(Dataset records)
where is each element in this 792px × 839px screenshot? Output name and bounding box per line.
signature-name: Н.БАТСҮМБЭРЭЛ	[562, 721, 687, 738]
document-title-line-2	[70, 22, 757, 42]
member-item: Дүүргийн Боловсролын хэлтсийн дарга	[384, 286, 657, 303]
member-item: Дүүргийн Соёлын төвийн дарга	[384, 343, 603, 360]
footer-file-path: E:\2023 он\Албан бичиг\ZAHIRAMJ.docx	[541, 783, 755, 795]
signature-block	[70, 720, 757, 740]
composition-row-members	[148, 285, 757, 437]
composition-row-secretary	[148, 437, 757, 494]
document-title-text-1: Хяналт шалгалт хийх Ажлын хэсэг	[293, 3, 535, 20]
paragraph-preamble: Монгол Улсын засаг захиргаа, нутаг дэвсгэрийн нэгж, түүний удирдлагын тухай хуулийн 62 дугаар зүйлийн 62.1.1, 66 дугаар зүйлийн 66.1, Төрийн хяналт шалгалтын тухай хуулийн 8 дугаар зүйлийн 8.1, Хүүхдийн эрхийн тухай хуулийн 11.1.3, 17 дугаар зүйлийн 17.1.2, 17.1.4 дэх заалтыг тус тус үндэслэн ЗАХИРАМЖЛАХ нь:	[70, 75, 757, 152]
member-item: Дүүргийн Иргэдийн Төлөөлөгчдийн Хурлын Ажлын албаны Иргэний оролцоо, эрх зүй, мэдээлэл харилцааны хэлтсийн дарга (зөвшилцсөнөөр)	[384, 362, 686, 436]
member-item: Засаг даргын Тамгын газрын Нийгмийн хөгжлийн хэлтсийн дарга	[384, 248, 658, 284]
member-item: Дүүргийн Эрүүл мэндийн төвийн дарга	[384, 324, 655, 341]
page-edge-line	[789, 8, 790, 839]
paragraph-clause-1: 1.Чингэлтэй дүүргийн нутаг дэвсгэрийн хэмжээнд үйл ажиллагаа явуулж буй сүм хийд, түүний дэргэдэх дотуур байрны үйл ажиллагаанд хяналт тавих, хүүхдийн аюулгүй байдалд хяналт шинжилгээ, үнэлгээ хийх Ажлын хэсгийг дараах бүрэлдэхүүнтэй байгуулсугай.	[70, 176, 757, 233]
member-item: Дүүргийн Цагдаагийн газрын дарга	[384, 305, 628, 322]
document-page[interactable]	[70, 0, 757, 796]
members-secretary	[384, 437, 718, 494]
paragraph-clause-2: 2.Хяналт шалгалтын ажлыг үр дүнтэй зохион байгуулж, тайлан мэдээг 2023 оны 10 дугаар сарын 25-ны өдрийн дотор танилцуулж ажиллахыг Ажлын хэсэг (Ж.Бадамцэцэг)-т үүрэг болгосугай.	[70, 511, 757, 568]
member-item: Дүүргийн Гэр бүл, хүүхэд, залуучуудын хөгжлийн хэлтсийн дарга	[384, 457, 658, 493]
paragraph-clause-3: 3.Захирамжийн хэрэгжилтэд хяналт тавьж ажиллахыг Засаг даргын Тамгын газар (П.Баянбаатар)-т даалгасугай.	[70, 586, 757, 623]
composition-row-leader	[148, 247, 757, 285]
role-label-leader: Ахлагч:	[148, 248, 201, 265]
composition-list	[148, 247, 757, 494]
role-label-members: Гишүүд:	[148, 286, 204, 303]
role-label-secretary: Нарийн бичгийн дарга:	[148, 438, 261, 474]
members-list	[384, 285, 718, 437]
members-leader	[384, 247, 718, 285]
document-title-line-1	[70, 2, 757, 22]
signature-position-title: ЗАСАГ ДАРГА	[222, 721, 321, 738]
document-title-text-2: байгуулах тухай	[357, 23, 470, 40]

* Your goal
Write out the rows from the start through the row containing "document-title-text-1: Хяналт шалгалт", copying each line exactly as it appears.

* Reply to the task
where is each element in this 792px × 839px screenshot? Output name and bounding box per line.
signature-name: Н.БАТСҮМБЭРЭЛ	[562, 721, 687, 738]
document-title-line-2	[70, 22, 757, 42]
member-item: Дүүргийн Боловсролын хэлтсийн дарга	[384, 286, 657, 303]
member-item: Дүүргийн Соёлын төвийн дарга	[384, 343, 603, 360]
footer-file-path: E:\2023 он\Албан бичиг\ZAHIRAMJ.docx	[541, 783, 755, 795]
signature-block	[70, 720, 757, 740]
composition-row-members	[148, 285, 757, 437]
composition-row-secretary	[148, 437, 757, 494]
document-title-text-1: Хяналт шалгалт хийх Ажлын хэсэг	[293, 3, 535, 20]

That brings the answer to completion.